» Passage given:
- - - - -

The mainstage at the Young Vic has been flooded with several inches of water for this production. This reliably leads to some stunning visuals, underused in this case. The water, the live music, the actors in the wings, the giant fan hanging from the ceiling-- all of these are only effective if used all out. To half ass such a strong choice is to make it seem negotiable rather than integral. The company is clearly working quite hard, but the Louisiana accents elude almost everyone and there seems that some of the soul has been stripped from the text thanks to this misfortune.

If this play had been one act it would have been exponentially more enjoyable for me. Strong choices were made by the playwright and the production team, but at their hearts, McCraney's plays are myths and parables. They are made to be melodramatic and powerful with a strong sense of ritual. The more concise you can keep this, the more strength it will gain.

Saturday, 25 October 2008

ONCE AND FOR ALL... @ The BAC, London

Ontroerend Goed, de kopergietery and Richard Jordan Productions Ltd. present
Directed by Alexander Devriendt
Written by Joeri Smet and Alexander Devriendt
Scenography & Costumes by: Sophie De Somere
With: Aaron De Keyzer, Barbara Lefebure, Charlotte De Bruyne, Christophe De Poorter, Dina Dooreman, Edith De Bruyne, Edouard Devriendt, Elies Van Renterghem, Febe De Geest, Helena Gheeraert, Ian Ghysels, Koba Ryckewaert en Nathalie Verbeke

There is something undefinable about watching what is "the real" on stage. It can be two actors sharing an embrace, the audience full knowing that they are entwined in an offstage relationship. It can be the moment an amputee reveals the absence of a limb in the context of a play. In the case of Once and For All..., Total Theatre and Fringe First Award winner from Edinburgh 2008, "the real" is found in the presence of its cast made up of 13 to 18 year old adolescents. Whatever they do, it is so far from acting that it by nature becomes the most beautiful esemble of stage living that I have come across.

- - - - -

» Records:

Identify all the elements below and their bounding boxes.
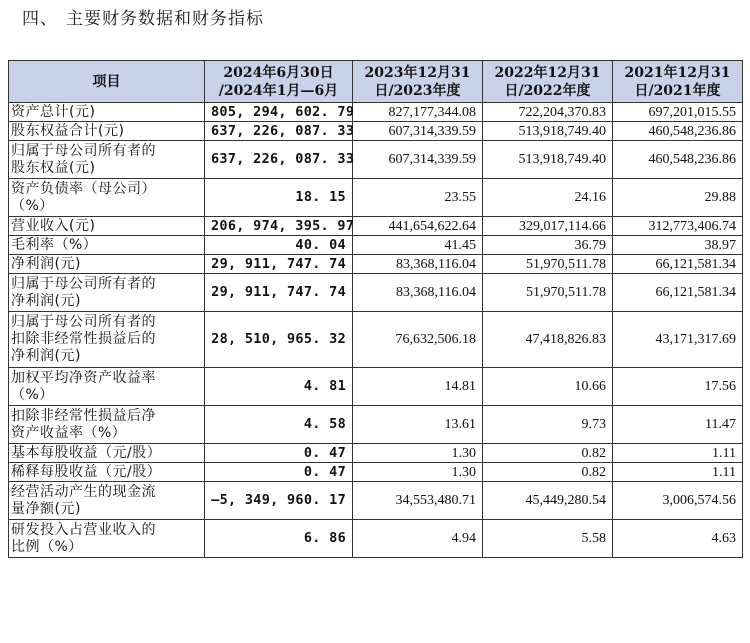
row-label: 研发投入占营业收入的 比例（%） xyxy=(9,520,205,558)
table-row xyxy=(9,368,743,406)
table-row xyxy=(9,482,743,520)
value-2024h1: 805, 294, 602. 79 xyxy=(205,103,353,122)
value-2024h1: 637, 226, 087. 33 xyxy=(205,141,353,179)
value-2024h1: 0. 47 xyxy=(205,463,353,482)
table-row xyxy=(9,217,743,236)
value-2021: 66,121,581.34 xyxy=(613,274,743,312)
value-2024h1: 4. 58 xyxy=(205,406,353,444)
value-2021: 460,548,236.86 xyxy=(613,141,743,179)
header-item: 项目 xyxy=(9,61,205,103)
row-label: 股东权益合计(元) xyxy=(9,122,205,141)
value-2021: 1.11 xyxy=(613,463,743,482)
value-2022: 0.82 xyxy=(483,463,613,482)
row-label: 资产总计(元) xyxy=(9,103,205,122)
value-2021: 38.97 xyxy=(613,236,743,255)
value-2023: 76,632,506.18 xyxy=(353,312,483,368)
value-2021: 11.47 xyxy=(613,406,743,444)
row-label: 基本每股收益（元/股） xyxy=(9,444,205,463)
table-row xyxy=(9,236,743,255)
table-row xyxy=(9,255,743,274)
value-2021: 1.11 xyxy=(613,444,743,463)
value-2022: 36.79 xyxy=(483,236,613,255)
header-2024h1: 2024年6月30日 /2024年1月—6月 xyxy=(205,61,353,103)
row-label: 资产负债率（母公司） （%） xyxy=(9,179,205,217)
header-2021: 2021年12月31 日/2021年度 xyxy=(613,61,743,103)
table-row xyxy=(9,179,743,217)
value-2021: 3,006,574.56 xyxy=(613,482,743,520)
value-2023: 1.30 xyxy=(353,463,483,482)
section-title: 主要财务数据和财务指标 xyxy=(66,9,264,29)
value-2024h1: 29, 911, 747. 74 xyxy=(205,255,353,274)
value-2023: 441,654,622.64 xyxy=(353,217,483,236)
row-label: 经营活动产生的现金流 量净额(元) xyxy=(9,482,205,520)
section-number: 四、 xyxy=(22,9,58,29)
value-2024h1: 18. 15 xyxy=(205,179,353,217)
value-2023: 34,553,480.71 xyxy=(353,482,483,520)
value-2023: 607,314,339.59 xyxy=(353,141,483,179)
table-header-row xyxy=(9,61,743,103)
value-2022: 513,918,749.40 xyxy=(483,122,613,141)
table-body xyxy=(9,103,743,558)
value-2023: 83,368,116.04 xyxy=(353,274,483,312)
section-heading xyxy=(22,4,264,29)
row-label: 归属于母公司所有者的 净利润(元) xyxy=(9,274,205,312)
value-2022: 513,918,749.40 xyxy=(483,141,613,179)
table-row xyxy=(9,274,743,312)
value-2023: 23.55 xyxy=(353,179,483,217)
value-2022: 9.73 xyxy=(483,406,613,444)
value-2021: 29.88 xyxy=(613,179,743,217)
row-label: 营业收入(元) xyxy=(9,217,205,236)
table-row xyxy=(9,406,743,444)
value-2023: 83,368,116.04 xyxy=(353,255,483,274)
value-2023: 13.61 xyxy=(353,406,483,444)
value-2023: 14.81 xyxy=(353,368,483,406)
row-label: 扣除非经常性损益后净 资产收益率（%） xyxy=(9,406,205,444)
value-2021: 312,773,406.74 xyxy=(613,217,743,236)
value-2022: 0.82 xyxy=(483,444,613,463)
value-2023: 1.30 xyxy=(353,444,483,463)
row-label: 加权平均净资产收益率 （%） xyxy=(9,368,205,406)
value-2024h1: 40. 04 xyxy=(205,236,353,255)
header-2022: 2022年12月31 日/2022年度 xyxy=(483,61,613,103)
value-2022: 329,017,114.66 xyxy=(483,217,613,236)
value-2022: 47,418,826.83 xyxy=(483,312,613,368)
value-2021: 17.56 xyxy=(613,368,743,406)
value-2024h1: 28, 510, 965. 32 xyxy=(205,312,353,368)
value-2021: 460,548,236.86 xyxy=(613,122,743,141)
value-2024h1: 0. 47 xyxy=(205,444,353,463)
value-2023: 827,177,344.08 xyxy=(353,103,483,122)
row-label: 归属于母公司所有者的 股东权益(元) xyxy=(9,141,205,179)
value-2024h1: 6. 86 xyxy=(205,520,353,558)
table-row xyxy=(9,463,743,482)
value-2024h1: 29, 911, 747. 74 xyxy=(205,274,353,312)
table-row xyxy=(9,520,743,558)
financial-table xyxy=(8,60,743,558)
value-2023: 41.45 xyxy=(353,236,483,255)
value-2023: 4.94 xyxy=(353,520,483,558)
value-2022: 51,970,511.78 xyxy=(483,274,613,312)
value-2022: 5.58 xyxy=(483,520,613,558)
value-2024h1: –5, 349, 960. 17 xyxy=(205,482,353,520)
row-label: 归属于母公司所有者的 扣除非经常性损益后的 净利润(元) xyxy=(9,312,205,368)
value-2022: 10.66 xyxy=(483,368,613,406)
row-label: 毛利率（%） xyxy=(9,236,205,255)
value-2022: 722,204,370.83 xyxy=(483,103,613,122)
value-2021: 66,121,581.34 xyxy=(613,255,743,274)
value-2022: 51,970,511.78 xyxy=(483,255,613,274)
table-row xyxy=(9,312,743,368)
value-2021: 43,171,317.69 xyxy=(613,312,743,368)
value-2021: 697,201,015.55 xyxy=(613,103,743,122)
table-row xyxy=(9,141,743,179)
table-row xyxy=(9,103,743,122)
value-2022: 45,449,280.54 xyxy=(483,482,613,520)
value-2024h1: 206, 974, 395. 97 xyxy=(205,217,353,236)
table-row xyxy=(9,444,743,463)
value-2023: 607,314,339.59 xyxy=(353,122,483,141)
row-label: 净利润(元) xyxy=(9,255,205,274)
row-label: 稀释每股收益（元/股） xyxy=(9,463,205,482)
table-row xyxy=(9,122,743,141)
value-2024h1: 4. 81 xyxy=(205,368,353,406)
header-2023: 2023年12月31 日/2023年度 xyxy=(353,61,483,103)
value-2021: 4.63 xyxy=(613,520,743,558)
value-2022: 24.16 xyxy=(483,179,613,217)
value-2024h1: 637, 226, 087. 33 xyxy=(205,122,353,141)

- - - - -

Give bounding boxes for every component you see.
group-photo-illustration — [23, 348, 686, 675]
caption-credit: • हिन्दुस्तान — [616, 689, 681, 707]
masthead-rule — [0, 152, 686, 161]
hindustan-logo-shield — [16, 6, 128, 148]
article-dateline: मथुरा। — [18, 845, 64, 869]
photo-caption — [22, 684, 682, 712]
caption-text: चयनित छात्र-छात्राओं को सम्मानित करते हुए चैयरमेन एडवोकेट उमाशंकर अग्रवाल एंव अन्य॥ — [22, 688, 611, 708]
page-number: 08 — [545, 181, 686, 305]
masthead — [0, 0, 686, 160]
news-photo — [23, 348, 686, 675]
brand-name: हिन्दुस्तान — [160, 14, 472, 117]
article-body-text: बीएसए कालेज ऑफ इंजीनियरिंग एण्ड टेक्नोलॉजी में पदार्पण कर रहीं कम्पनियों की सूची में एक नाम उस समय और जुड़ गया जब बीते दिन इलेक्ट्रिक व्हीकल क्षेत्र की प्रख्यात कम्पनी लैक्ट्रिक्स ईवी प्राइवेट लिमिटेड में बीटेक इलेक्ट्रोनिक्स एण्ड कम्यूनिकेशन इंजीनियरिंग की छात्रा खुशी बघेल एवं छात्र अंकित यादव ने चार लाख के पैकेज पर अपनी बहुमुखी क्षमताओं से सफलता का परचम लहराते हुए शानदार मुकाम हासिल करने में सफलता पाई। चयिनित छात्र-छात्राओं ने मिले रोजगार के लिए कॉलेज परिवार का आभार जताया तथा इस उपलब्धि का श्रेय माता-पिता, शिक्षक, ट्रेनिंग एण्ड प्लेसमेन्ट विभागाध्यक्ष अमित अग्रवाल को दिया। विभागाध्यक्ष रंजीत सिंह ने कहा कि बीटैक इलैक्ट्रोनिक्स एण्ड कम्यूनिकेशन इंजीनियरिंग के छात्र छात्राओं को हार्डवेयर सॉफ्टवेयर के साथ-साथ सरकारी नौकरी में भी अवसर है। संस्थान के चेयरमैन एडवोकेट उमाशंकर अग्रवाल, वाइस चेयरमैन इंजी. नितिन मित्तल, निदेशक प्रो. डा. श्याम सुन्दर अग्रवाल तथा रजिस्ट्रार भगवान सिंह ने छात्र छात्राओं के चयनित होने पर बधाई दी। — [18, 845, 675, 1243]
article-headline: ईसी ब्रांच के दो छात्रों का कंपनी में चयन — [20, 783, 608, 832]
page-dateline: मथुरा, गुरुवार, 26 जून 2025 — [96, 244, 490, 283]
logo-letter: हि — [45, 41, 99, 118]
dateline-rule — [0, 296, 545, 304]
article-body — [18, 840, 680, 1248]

- - - - -

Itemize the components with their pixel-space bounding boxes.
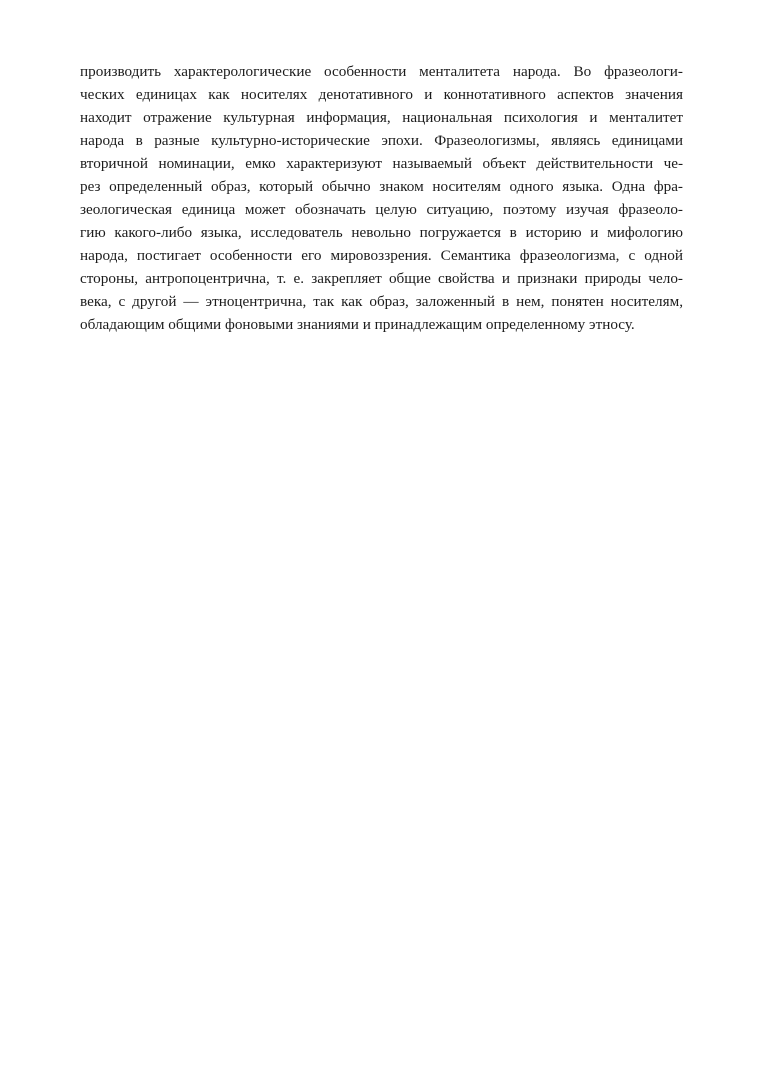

- - - - -

» Your tasks:
a: Duplicate the theatre reviews between "There is something" and "have come across.", inclusive.
b: According to the theatre reviews, what ages are the cast members of Once and For All...?
c: Write the next part of the theatre reviews, starting after their final sentence.
The data has no role in this work.

» Outputs by task:
a:
There is something undefinable about watching what is "the real" on stage. It can be two actors sharing an embrace, the audience full knowing that they are entwined in an offstage relationship. It can be the moment an amputee reveals the absence of a limb in the context of a play. In the case of Once and For All..., Total Theatre and Fringe First Award winner from Edinburgh 2008, "the real" is found in the presence of its cast made up of 13 to 18 year old adolescents. Whatever they do, it is so far from acting that it by nature becomes the most beautiful esemble of stage living that I have come across.

b: They are 13 to 18 years old.

c:
Once and For All... attempts to be little more than a reminder of what we were and what they are. Though the dancing, fighting, groping mass on stage is certainly entertaining, the most startling moments of the performance come when the audience finds the tables turned and realize that they themselves are being watched and probed and picked apart by the kids. I found myself noticeably squirming in my seat during an extended sequence of teenage orgy (in the most innocent sense of the word) when I caught myself entrances by the activity on stage. "What does that say about me?"
I wondered. Of course, the kids don't care. I am old (though less than a generation away!) and they have themselves, each other, everything.

At it's best, Once And For All... is an excercise in simplicity amongst chaos. The set and lighting design doesn't attempt to mime minimalism-- it is, in fact, barely there. While the show certainly worked within the world of these constaints, I would be enormously excited to see how a fully realized design could influence the show. There's no reason that utilizing a teenage lighting designer with sufficient skill would take away from the zest of the piece. In fact, judging by the excellent direction of 30-something Alexandre Devrient, there's no reason that adults can't come play in this world. Which of course raises the question of whether we can ever go back to the world we lived in as adolescents-- and do we want to?
Only if someone promises I get to ride the motorbike into the tower of water cooler jugs...

Friday, 24 October 2008

LATER with Roy Williams @ Trafalgar Studios, London

LATER curated by Roy Williams presented by PainesPLOUGH @ Trafalgar Studios, London
LATER series curated by Duncan Macmillan

Roy Williams present extracts from his new pieces of work

with: Che Walker, Cavan Clerkin, Jamie Davis, Alex Lanipekun, Pippa Nixon, Kate Sissions

with: Natasha Bain, Marsha Henry

LATER is a late night series representing new work by British artists. This proved a chance to hear new works in progress by Roy Williams, OBE. Williams introduced his most recent work as two separately commissioned plays (one for the RSC and one for the Almeida) whose worlds overlap. Reunion is a study of a generation that finds itself "too young to be old and too old to be young" and featured likeable performances by its cast, given a chance to portray their characters at both 15 and then again as lost adults. We were given just a taste of the second piece, Shifting Sands, a study of the experience of English blacks, and what happens when you attempt to hide behind a facade of race. It details a relationship between a mourning mother and the father of the boy who shot her son in a drive by shooting.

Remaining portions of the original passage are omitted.